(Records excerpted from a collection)
↓↓↓

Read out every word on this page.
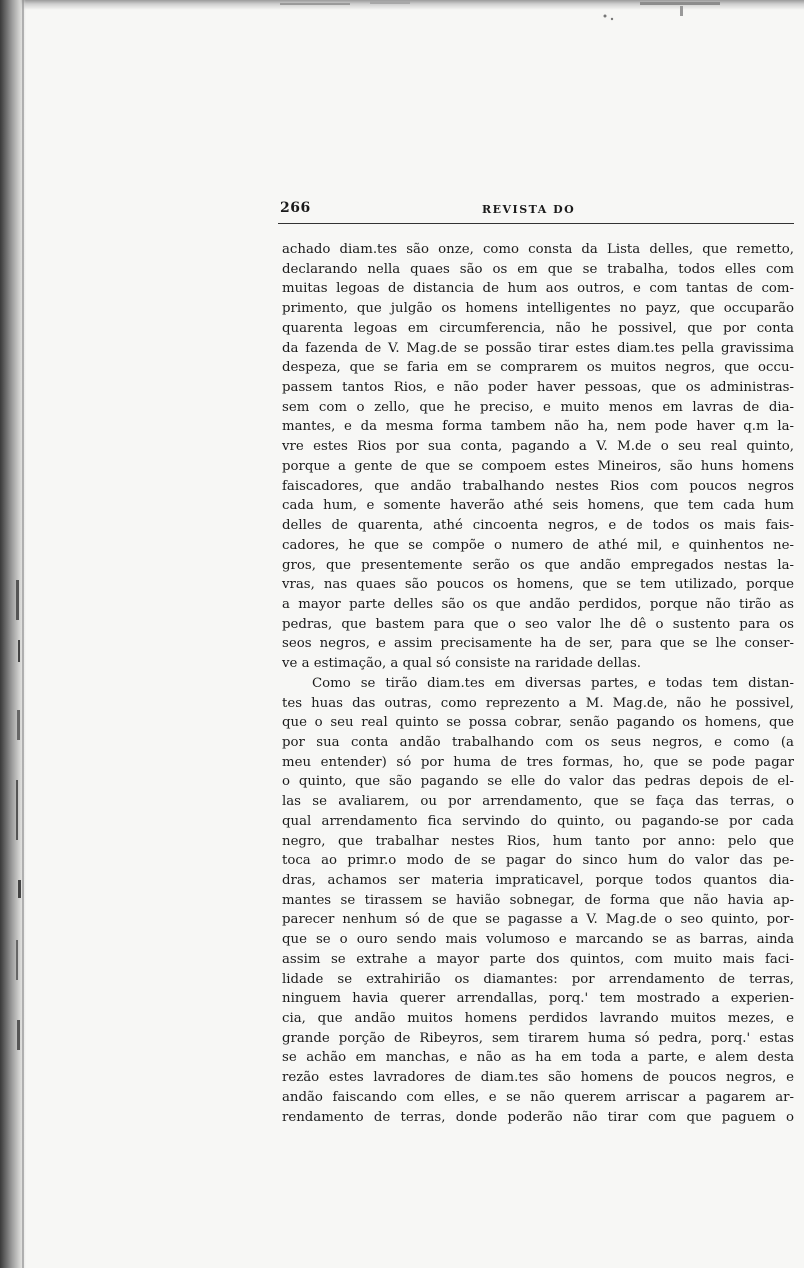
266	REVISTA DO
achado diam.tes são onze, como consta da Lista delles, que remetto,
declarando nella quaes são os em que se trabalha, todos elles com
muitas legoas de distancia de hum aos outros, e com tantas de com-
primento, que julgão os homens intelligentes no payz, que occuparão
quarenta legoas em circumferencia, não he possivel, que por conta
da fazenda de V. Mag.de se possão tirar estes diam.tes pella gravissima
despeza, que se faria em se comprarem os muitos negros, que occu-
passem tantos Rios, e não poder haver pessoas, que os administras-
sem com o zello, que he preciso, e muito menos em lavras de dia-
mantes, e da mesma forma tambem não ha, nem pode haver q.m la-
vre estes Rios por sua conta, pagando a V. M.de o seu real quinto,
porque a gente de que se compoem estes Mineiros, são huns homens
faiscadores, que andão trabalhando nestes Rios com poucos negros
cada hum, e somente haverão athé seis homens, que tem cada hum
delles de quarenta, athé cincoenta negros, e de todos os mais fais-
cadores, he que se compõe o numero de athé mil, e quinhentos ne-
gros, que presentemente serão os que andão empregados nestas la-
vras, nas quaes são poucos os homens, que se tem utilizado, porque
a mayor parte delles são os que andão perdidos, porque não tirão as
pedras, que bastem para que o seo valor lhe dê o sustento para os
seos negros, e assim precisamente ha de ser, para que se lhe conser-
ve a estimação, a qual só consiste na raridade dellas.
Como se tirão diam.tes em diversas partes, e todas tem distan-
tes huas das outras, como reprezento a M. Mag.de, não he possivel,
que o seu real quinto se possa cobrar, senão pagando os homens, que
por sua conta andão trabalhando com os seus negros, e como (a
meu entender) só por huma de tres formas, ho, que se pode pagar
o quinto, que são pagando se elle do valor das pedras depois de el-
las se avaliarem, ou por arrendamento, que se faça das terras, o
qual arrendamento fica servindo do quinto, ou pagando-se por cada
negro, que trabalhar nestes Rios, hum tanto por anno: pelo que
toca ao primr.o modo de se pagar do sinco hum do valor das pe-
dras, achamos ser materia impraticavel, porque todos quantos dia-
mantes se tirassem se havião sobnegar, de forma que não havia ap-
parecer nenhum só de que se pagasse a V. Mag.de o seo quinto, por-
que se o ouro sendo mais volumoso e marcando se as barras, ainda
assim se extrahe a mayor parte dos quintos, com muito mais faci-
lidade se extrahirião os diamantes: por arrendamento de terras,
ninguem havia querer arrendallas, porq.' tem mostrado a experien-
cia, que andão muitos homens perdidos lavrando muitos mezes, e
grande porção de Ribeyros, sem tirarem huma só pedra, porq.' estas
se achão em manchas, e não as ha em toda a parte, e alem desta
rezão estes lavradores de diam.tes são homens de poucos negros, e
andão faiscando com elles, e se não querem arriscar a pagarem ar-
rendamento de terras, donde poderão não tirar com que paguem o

↑↑↑
↓↓↓

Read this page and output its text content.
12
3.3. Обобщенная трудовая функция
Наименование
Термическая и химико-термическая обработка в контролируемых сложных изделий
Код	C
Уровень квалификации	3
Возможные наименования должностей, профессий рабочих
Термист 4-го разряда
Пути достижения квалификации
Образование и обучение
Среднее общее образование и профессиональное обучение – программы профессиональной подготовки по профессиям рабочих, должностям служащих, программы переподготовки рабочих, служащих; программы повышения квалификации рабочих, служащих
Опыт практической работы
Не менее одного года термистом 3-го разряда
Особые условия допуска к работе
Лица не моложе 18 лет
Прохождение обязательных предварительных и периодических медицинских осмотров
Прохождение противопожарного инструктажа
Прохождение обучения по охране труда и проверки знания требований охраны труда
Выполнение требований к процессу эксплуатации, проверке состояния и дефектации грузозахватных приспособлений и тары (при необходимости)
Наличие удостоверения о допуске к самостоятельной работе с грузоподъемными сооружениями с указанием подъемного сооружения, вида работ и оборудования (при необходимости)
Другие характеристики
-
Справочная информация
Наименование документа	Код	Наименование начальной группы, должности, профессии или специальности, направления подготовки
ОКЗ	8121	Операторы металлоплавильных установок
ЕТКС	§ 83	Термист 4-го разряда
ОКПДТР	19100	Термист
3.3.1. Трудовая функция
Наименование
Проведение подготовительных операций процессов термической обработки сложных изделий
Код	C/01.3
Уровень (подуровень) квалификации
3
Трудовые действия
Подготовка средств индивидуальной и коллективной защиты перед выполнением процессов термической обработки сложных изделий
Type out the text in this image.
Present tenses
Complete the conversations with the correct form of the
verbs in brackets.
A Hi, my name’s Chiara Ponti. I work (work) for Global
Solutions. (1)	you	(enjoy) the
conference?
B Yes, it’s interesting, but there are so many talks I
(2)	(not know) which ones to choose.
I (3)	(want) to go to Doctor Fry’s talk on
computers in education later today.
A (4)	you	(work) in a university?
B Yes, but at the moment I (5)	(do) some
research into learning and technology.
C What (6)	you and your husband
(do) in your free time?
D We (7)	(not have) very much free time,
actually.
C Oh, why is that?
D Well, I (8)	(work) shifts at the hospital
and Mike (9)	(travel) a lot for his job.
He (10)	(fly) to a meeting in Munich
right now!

↑↑↑

[OBJECTIVE] Locate all lines that include the word "andão" and copy them out.

[RESPONSE TO THIS EXERCISE]
faiscadores, que andão trabalhando nestes Rios com poucos negros
gros, que presentemente serão os que andão empregados nestas la-
a mayor parte delles são os que andão perdidos, porque não tirão as
por sua conta andão trabalhando com os seus negros, e como (a
cia, que andão muitos homens perdidos lavrando muitos mezes, e
andão faiscando com elles, e se não querem arriscar a pagarem ar-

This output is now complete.